>> BEGIN

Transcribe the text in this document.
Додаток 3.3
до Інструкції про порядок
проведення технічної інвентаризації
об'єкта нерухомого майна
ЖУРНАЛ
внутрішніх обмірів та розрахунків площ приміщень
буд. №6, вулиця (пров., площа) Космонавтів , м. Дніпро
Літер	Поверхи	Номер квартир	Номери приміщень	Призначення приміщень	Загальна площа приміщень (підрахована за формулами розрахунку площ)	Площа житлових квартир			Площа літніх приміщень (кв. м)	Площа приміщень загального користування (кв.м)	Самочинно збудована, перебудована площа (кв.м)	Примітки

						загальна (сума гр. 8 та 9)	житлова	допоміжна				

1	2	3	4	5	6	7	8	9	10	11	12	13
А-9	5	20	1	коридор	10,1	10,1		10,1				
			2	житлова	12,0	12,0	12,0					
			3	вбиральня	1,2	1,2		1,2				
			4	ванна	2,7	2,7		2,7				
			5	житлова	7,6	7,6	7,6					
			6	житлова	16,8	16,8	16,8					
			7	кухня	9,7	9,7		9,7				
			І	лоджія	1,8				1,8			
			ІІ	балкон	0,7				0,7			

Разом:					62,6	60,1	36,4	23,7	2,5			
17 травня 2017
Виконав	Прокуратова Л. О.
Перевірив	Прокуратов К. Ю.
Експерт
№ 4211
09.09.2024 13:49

>> END

**Problem statement**
The records above must be repeated exactly, every one of them.

**The completed task**
Transcribe the text in this document.
Додаток 3.3
до Інструкції про порядок
проведення технічної інвентаризації
об'єкта нерухомого майна
ЖУРНАЛ
внутрішніх обмірів та розрахунків площ приміщень
буд. №6, вулиця (пров., площа) Космонавтів , м. Дніпро
Літер	Поверхи	Номер квартир	Номери приміщень	Призначення приміщень	Загальна площа приміщень (підрахована за формулами розрахунку площ)	Площа житлових квартир			Площа літніх приміщень (кв. м)	Площа приміщень загального користування (кв.м)	Самочинно збудована, перебудована площа (кв.м)	Примітки

						загальна (сума гр. 8 та 9)	житлова	допоміжна				

1	2	3	4	5	6	7	8	9	10	11	12	13
А-9	5	20	1	коридор	10,1	10,1		10,1				
			2	житлова	12,0	12,0	12,0					
			3	вбиральня	1,2	1,2		1,2				
			4	ванна	2,7	2,7		2,7				
			5	житлова	7,6	7,6	7,6					
			6	житлова	16,8	16,8	16,8					
			7	кухня	9,7	9,7		9,7				
			І	лоджія	1,8				1,8			
			ІІ	балкон	0,7				0,7			

Разом:					62,6	60,1	36,4	23,7	2,5			
17 травня 2017
Виконав	Прокуратова Л. О.
Перевірив	Прокуратов К. Ю.
Експерт
№ 4211
09.09.2024 13:49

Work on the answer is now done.